Alain Bron publie "Au creux de la vague"


Un océan sépare les deux passagers d’un cargo
Le romancier Alain Bron. DR.

Excellent ! Il n’est pas courant d’être aussi laudatif à propos d’un roman. Pourtant, que dire d’autre à propos de Au creux de la vague, dernier roman d’Alain Bron. Celui-ci a réussi son coup. Il nous donne un texte fort bien écrit, vif, qui, d’un bout à l’autre, tient le lecteur en haleine. Les personnages et les dialogues sonnent vrais ; les atmosphères vous enveloppent. La narration, simple, vous surprend. Et un humour irrésistible imbibe et rafraîchit cet opus singulier.

▬▬▬▬▬▬▬▬▬▬

À faire:
[1] Dans l'extrait sur le roman d'Alain Bron, quels éléments du livre sont jugés dans les trois dernières phrases ? Donnez-les tous.
[2] D'après l'extrait, quel est le titre du dernier roman d'Alain Bron ?

Bloc de données:
▬▬▬▬▬▬▬▬▬▬

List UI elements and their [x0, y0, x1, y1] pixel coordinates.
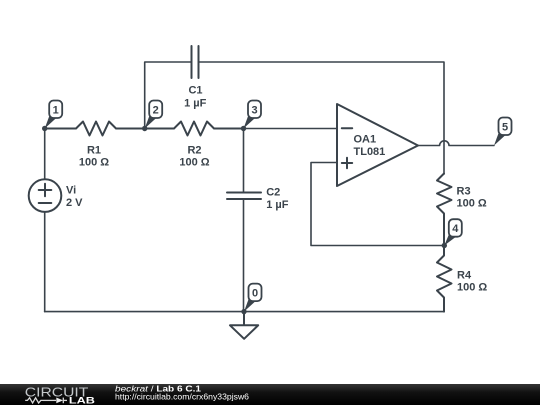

▬▬▬▬▬▬▬▬▬▬

Réponses attendues:
[1] Les personnages, les dialogues, les atmosphères, la narration et l'humour.

[2] « Au creux de la vague ».